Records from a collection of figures
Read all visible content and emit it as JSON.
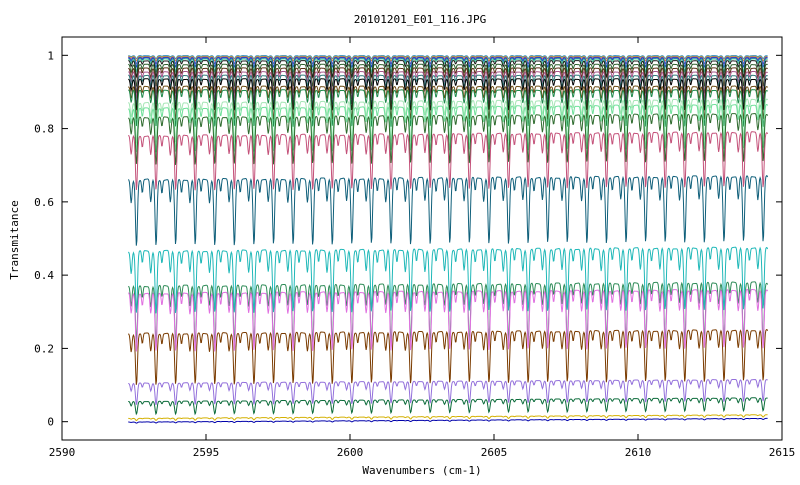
{
  "chart_data": {
    "type": "line",
    "title": "20101201_E01_116.JPG",
    "xlabel": "Wavenumbers (cm-1)",
    "ylabel": "Transmitance",
    "xlim": [
      2590,
      2615
    ],
    "ylim": [
      -0.05,
      1.05
    ],
    "xticks": [
      2590,
      2595,
      2600,
      2605,
      2610,
      2615
    ],
    "yticks": [
      0,
      0.2,
      0.4,
      0.6,
      0.8,
      1
    ],
    "ytick_labels": [
      "0",
      "0.2",
      "0.4",
      "0.6",
      "0.8",
      "1"
    ],
    "x_range": [
      2592.3,
      2614.5
    ],
    "line_period_cm1": 0.68,
    "grid": false,
    "legend": "none",
    "series": [
      {
        "baseline": 0.999,
        "depth": 0.008,
        "color": "#2f8fbf"
      },
      {
        "baseline": 0.997,
        "depth": 0.012,
        "color": "#d6a02a"
      },
      {
        "baseline": 0.995,
        "depth": 0.018,
        "color": "#6a4fb0"
      },
      {
        "baseline": 0.993,
        "depth": 0.025,
        "color": "#1a3fc9"
      },
      {
        "baseline": 0.99,
        "depth": 0.035,
        "color": "#3cbf8f"
      },
      {
        "baseline": 0.985,
        "depth": 0.045,
        "color": "#1b1b1b"
      },
      {
        "baseline": 0.975,
        "depth": 0.06,
        "color": "#2b5f2b"
      },
      {
        "baseline": 0.965,
        "depth": 0.07,
        "color": "#5a2f16"
      },
      {
        "baseline": 0.955,
        "depth": 0.075,
        "color": "#a6558a"
      },
      {
        "baseline": 0.945,
        "depth": 0.08,
        "color": "#2e7a7a"
      },
      {
        "baseline": 0.935,
        "depth": 0.085,
        "color": "#000000"
      },
      {
        "baseline": 0.915,
        "depth": 0.09,
        "color": "#6b4a12"
      },
      {
        "baseline": 0.905,
        "depth": 0.1,
        "color": "#1f8a4c"
      },
      {
        "baseline": 0.875,
        "depth": 0.11,
        "color": "#a5e6b5"
      },
      {
        "baseline": 0.86,
        "depth": 0.12,
        "color": "#6fe09a"
      },
      {
        "baseline": 0.835,
        "depth": 0.13,
        "color": "#2e6b2e"
      },
      {
        "baseline": 0.785,
        "depth": 0.15,
        "color": "#c4527a"
      },
      {
        "baseline": 0.665,
        "depth": 0.18,
        "color": "#0f5f7a"
      },
      {
        "baseline": 0.47,
        "depth": 0.17,
        "color": "#1fb8b8"
      },
      {
        "baseline": 0.375,
        "depth": 0.16,
        "color": "#2e8b57"
      },
      {
        "baseline": 0.355,
        "depth": 0.16,
        "color": "#e070e0"
      },
      {
        "baseline": 0.245,
        "depth": 0.14,
        "color": "#7a3b00"
      },
      {
        "baseline": 0.11,
        "depth": 0.06,
        "color": "#9370db"
      },
      {
        "baseline": 0.06,
        "depth": 0.035,
        "color": "#0b6b3a"
      },
      {
        "baseline": 0.014,
        "depth": 0.006,
        "color": "#d4b000"
      },
      {
        "baseline": 0.004,
        "depth": 0.003,
        "color": "#0000aa"
      }
    ]
  }
}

Problem | Return the listing above word for word, with the pictures removed.

Exercise answer |
Read all visible content and emit it as JSON.
{
  "chart_data": {
    "type": "line",
    "title": "20101201_E01_116.JPG",
    "xlabel": "Wavenumbers (cm-1)",
    "ylabel": "Transmitance",
    "xlim": [
      2590,
      2615
    ],
    "ylim": [
      -0.05,
      1.05
    ],
    "xticks": [
      2590,
      2595,
      2600,
      2605,
      2610,
      2615
    ],
    "yticks": [
      0,
      0.2,
      0.4,
      0.6,
      0.8,
      1
    ],
    "ytick_labels": [
      "0",
      "0.2",
      "0.4",
      "0.6",
      "0.8",
      "1"
    ],
    "x_range": [
      2592.3,
      2614.5
    ],
    "line_period_cm1": 0.68,
    "grid": false,
    "legend": "none",
    "series": [
      {
        "baseline": 0.999,
        "depth": 0.008,
        "color": "#2f8fbf"
      },
      {
        "baseline": 0.997,
        "depth": 0.012,
        "color": "#d6a02a"
      },
      {
        "baseline": 0.995,
        "depth": 0.018,
        "color": "#6a4fb0"
      },
      {
        "baseline": 0.993,
        "depth": 0.025,
        "color": "#1a3fc9"
      },
      {
        "baseline": 0.99,
        "depth": 0.035,
        "color": "#3cbf8f"
      },
      {
        "baseline": 0.985,
        "depth": 0.045,
        "color": "#1b1b1b"
      },
      {
        "baseline": 0.975,
        "depth": 0.06,
        "color": "#2b5f2b"
      },
      {
        "baseline": 0.965,
        "depth": 0.07,
        "color": "#5a2f16"
      },
      {
        "baseline": 0.955,
        "depth": 0.075,
        "color": "#a6558a"
      },
      {
        "baseline": 0.945,
        "depth": 0.08,
        "color": "#2e7a7a"
      },
      {
        "baseline": 0.935,
        "depth": 0.085,
        "color": "#000000"
      },
      {
        "baseline": 0.915,
        "depth": 0.09,
        "color": "#6b4a12"
      },
      {
        "baseline": 0.905,
        "depth": 0.1,
        "color": "#1f8a4c"
      },
      {
        "baseline": 0.875,
        "depth": 0.11,
        "color": "#a5e6b5"
      },
      {
        "baseline": 0.86,
        "depth": 0.12,
        "color": "#6fe09a"
      },
      {
        "baseline": 0.835,
        "depth": 0.13,
        "color": "#2e6b2e"
      },
      {
        "baseline": 0.785,
        "depth": 0.15,
        "color": "#c4527a"
      },
      {
        "baseline": 0.665,
        "depth": 0.18,
        "color": "#0f5f7a"
      },
      {
        "baseline": 0.47,
        "depth": 0.17,
        "color": "#1fb8b8"
      },
      {
        "baseline": 0.375,
        "depth": 0.16,
        "color": "#2e8b57"
      },
      {
        "baseline": 0.355,
        "depth": 0.16,
        "color": "#e070e0"
      },
      {
        "baseline": 0.245,
        "depth": 0.14,
        "color": "#7a3b00"
      },
      {
        "baseline": 0.11,
        "depth": 0.06,
        "color": "#9370db"
      },
      {
        "baseline": 0.06,
        "depth": 0.035,
        "color": "#0b6b3a"
      },
      {
        "baseline": 0.014,
        "depth": 0.006,
        "color": "#d4b000"
      },
      {
        "baseline": 0.004,
        "depth": 0.003,
        "color": "#0000aa"
      }
    ]
  }
}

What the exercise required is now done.